▸ ASSIGNED TASK: Please reproduce the feed trial text below, starting with "Treatment A - Citrus" and going on through "meal-Pumpkin fruit-Cassava tubers.", and replace "Pumpkin" with "Squash".

▸ PASSAGE SHOWN:
Segment Open
Treatment A - Citrus meal-Green Banana fruit-Dasheen tubers;

Treatment B - Trichanthera gigantea, (leaves and stems)-Coconut meal-Pig grower;

Treatment C - Soybean meal-Pumpkin fruit-Cassava tubers.

Discussion

Forbes (1995) defined feed intake as the total weight of feed ingested in a given period of free access to feed, generally a day, and the potential feed intake as the weight of feed required to fulfill the animal’s nutrient requirements.  The regulation of feed intake is complex, involving the central nervous system and nutrients or metabolites in the body (Stanley et al 2005).  Roche et al (2008) reviewed the neuro-endocrine and physiological mechanism involved in the regulation of feed intake.  In fact, a substantial amount of literature exists, which relates to the relationship between nutritional factors and feed intake in the monogastric animal (Forbes 1995).  It is also known that the animal species, genotype and physiological state influence both its feed intake and lean growth potential.  These two factors combined are important in determining the diet to be fed in order to meet the animal’s nutrient requirements within the limit of its intake capacity.  Feed intake in the literature for the collared peccary largely refers to adult animals where animals were either losing weight or were kept at maintenance levels during digestibility and balance studies (Nogueira-Filho et al 2006; Comizzoli et al 1997).  Dry Matter Intakes (DMI) obtained in this study  are higher than those reported by Nogueira-Filho et al (2006) (1.80g/100g LW) in Brazil.  However, DMI based on metabolic weight was not so different from the value (47 g/kg LW 0.75) obtained by Nogueira-Filho (2005).  Comizzoli et al (1997) found that when two peccary species were fed 25 or 35 g/kg LW 0.75 they lost weight, indicating that the DMI level was too low to meet their maintenance requirement.
Segment Closed
Records from a collection
Segment Open
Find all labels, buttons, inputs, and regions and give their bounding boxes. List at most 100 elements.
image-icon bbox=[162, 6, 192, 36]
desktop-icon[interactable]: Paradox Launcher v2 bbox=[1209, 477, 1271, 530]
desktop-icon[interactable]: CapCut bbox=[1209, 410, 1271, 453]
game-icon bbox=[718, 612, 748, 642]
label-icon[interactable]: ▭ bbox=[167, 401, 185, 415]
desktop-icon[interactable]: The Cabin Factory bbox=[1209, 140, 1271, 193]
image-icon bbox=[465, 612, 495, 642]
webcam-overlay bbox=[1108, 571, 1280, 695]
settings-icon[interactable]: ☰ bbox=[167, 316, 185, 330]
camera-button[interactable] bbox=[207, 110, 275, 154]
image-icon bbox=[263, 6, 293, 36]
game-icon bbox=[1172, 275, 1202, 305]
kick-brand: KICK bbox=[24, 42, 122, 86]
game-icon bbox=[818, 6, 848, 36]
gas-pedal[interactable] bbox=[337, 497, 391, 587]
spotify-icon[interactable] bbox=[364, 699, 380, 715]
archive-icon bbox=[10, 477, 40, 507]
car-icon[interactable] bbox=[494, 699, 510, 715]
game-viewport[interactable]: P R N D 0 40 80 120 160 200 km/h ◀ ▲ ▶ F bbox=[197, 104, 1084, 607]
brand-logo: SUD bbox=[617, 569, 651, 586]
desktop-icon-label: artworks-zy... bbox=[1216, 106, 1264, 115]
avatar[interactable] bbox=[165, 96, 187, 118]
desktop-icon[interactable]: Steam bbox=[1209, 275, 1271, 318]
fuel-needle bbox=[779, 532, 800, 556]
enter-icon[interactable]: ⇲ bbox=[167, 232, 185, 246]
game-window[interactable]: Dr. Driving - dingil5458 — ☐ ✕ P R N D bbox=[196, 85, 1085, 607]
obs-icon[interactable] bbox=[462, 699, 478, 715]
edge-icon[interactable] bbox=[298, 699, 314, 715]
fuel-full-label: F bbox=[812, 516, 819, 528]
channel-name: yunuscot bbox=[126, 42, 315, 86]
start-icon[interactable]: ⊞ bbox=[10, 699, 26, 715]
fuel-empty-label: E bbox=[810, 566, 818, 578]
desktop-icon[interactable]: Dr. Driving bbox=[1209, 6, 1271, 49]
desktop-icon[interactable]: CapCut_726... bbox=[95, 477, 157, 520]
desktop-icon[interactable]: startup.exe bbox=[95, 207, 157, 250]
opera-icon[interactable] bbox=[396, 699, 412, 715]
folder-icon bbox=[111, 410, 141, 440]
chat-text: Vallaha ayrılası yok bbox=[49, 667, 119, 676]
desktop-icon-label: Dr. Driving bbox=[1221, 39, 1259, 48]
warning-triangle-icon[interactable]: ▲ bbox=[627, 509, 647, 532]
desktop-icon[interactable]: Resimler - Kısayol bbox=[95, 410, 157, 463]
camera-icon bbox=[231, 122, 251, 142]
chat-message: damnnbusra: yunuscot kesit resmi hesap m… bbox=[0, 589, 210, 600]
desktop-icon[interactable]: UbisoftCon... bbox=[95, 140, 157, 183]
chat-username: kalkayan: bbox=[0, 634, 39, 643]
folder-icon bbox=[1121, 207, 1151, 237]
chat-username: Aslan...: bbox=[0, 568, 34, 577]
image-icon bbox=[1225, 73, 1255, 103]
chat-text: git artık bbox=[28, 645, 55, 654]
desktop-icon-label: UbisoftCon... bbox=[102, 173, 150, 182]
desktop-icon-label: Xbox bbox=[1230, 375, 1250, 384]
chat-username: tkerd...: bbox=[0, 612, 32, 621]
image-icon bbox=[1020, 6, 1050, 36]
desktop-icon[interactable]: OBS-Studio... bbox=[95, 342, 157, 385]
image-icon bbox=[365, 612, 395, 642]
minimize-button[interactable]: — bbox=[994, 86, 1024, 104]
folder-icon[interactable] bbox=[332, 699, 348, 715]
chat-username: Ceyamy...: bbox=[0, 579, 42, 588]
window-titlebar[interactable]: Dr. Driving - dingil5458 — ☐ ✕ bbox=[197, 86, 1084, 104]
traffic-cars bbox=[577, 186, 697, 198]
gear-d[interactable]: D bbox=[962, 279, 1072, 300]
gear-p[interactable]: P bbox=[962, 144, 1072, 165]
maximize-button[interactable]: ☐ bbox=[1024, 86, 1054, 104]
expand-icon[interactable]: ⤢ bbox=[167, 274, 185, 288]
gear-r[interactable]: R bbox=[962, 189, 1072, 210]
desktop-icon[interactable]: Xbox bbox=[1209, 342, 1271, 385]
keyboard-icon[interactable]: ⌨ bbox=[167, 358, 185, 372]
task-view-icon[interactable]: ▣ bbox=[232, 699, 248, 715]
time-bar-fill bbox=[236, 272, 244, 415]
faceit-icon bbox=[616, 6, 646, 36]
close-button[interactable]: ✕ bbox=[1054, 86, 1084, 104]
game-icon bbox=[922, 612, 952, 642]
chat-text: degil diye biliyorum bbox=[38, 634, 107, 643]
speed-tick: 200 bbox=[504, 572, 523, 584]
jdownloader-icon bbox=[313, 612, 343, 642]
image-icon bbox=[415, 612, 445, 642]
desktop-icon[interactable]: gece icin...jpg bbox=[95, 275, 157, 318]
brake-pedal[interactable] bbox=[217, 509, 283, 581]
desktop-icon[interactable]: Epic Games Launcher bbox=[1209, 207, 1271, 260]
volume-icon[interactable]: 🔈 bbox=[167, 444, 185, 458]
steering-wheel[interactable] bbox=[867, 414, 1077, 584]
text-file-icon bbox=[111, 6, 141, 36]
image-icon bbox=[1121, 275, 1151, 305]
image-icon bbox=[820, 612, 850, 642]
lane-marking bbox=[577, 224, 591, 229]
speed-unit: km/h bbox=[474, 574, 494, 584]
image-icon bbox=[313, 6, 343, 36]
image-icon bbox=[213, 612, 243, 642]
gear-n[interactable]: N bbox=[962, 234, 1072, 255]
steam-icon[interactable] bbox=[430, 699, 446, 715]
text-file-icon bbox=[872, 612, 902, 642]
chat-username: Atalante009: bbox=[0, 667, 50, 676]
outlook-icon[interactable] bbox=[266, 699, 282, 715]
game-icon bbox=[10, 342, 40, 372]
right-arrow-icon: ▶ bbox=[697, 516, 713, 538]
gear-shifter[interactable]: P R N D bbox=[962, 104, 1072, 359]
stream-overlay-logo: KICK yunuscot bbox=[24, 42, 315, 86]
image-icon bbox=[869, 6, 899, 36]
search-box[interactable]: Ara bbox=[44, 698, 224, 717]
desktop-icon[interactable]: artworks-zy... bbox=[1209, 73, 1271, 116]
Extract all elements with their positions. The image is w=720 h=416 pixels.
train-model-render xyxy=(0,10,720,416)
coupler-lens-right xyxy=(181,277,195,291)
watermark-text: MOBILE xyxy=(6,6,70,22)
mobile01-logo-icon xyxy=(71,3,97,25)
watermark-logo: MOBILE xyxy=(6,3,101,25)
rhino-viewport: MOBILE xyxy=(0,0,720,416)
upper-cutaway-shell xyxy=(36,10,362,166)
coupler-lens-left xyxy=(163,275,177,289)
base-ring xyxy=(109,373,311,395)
Segment Closed
▸ FINISHED TASK:
Treatment A - Citrus meal-Green Banana fruit-Dasheen tubers;

Treatment B - Trichanthera gigantea, (leaves and stems)-Coconut meal-Pig grower;

Treatment C - Soybean meal-Squash fruit-Cassava tubers.